#### SET PROBLEM
Do any lines in the data below contain "JSON"? If so, copy every one of them.

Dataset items
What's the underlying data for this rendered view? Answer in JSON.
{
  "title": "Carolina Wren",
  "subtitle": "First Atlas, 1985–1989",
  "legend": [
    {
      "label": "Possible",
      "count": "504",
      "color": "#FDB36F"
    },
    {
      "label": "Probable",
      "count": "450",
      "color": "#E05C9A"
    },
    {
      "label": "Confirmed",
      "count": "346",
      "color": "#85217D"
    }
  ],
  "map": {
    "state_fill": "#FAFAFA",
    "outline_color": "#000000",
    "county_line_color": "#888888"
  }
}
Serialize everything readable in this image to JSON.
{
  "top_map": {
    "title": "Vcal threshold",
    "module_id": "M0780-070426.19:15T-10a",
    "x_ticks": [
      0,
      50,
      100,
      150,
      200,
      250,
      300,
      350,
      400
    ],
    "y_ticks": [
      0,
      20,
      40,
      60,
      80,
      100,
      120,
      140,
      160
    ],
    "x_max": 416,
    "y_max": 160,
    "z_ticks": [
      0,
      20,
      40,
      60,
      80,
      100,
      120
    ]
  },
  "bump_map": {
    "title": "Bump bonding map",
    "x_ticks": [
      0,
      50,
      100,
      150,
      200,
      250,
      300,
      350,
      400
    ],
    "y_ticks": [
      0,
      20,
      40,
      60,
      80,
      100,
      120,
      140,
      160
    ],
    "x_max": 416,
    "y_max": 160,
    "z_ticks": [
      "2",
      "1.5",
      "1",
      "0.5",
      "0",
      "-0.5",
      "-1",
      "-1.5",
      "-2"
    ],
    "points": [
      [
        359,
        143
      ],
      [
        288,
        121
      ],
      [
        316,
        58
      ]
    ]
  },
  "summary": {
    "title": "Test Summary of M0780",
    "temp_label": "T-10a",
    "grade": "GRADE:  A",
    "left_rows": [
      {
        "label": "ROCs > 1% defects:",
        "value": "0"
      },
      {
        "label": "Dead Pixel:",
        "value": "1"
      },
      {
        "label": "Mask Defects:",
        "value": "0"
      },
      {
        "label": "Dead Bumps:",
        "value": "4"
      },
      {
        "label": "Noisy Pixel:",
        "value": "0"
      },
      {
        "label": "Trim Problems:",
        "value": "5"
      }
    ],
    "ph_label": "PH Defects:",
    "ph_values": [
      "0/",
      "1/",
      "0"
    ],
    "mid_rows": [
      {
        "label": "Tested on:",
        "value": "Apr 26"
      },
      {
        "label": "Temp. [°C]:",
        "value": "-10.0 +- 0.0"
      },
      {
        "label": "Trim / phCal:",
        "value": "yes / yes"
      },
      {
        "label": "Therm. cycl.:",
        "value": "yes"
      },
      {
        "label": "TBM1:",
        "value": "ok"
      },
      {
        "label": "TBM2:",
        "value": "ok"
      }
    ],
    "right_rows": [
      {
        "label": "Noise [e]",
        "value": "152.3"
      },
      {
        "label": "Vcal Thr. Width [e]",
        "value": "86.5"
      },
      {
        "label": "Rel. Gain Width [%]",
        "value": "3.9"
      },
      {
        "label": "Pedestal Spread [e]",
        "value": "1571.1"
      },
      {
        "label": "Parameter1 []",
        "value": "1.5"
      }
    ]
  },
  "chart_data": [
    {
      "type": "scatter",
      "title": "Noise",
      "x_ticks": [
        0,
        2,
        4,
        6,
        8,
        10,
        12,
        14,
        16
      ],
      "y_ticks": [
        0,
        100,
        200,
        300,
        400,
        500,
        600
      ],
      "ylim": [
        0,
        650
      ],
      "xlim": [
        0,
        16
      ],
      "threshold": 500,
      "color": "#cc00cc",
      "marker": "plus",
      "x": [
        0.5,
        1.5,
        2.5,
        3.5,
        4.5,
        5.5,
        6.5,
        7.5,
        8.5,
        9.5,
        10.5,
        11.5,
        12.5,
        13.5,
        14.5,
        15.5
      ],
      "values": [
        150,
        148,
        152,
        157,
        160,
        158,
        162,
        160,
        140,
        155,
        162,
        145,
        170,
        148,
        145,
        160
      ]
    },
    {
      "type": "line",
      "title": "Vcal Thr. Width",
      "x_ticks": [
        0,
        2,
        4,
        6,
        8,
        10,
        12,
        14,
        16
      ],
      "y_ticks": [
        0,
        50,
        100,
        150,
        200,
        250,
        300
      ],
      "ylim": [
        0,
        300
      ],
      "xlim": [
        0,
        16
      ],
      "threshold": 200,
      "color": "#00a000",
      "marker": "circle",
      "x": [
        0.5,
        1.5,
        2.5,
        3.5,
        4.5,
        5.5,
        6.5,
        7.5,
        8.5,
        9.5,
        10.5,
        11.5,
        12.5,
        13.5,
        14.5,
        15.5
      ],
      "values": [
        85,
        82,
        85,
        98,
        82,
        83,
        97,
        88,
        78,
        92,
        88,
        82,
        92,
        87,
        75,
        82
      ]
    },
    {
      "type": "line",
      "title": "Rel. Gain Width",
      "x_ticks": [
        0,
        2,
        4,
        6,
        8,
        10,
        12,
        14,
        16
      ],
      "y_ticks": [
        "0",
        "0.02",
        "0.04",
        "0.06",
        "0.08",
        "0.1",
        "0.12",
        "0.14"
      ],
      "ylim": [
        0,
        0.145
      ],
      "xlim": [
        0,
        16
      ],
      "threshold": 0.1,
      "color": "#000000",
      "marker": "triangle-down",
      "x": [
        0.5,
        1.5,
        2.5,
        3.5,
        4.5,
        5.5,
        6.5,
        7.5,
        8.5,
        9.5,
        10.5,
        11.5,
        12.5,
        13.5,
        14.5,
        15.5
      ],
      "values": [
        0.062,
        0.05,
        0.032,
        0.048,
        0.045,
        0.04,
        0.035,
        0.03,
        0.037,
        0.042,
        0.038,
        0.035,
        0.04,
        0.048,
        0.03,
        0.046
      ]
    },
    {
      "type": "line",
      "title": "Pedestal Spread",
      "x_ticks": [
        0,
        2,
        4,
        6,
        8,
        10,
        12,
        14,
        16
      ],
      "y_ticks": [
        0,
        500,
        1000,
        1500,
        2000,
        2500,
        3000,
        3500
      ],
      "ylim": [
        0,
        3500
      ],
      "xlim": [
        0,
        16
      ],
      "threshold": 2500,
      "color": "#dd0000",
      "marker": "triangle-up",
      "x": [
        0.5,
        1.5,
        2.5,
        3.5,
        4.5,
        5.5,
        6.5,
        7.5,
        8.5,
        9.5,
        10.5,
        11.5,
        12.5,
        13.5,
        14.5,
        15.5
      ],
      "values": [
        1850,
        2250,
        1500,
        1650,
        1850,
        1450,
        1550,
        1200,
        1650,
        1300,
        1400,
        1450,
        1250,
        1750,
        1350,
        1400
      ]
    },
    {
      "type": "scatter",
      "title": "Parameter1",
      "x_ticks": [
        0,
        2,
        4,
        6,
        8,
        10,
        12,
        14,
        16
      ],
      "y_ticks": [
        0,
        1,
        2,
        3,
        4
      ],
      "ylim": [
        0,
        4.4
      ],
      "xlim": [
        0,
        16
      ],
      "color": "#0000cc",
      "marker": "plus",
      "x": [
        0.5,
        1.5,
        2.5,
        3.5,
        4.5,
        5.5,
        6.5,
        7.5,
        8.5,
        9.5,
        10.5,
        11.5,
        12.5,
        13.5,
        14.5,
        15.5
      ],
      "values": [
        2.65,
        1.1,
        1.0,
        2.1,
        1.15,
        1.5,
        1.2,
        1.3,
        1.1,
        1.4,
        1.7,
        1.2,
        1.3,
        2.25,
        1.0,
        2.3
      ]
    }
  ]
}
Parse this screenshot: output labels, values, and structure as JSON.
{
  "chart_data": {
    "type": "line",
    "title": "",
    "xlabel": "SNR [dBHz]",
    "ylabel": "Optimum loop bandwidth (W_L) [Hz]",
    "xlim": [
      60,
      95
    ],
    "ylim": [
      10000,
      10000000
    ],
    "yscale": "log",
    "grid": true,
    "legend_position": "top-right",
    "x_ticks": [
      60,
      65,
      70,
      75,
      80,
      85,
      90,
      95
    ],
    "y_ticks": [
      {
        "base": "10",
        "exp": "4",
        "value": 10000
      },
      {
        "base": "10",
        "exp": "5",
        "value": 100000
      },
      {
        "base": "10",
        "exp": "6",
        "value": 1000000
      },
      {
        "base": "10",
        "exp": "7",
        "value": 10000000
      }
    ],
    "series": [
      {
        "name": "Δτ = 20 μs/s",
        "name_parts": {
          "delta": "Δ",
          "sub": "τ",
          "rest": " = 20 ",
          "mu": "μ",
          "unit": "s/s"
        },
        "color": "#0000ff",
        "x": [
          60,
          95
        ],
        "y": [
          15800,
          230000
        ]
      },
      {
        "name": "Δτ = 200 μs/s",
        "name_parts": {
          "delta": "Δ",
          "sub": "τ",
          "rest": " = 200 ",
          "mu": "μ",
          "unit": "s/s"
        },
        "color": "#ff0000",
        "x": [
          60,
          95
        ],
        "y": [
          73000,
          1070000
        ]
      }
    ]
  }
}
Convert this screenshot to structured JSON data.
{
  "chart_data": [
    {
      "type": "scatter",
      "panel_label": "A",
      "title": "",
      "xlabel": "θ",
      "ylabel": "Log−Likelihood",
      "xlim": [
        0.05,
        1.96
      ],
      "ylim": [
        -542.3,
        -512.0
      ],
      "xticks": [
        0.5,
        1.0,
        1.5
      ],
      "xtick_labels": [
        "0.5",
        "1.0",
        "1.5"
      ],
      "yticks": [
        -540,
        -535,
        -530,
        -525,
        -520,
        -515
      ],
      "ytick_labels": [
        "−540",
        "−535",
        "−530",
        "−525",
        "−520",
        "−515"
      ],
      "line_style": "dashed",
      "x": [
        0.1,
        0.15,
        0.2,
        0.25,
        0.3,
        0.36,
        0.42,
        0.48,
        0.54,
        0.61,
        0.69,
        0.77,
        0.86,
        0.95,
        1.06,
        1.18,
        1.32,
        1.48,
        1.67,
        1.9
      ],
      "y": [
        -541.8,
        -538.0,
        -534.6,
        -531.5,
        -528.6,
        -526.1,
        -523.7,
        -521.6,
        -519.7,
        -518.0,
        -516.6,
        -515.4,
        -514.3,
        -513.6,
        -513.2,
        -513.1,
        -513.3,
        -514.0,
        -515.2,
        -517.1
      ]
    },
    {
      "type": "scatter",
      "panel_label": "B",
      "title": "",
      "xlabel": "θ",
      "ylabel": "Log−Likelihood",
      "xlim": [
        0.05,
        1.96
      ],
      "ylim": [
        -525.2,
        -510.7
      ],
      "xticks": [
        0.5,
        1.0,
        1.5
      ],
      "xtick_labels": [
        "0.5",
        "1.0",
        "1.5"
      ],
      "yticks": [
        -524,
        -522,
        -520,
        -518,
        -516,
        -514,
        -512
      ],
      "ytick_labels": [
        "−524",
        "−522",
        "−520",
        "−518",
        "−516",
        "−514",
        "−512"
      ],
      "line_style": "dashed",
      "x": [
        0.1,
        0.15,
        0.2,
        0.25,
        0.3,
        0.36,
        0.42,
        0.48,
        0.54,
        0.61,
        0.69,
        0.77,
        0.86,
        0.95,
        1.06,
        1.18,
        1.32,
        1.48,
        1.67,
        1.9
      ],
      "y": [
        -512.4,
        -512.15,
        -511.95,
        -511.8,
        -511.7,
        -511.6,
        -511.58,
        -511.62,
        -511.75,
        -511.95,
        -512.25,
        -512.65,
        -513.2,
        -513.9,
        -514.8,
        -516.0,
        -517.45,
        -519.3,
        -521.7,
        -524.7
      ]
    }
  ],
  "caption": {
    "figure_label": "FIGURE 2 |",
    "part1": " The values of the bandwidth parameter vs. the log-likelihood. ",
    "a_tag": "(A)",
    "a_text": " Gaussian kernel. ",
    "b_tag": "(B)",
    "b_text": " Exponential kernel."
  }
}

#### OUTPUT OF THE EXERCISE
What's the underlying data for this rendered view? Answer in JSON.
Serialize everything readable in this image to JSON.
Parse this screenshot: output labels, values, and structure as JSON.
Convert this screenshot to structured JSON data.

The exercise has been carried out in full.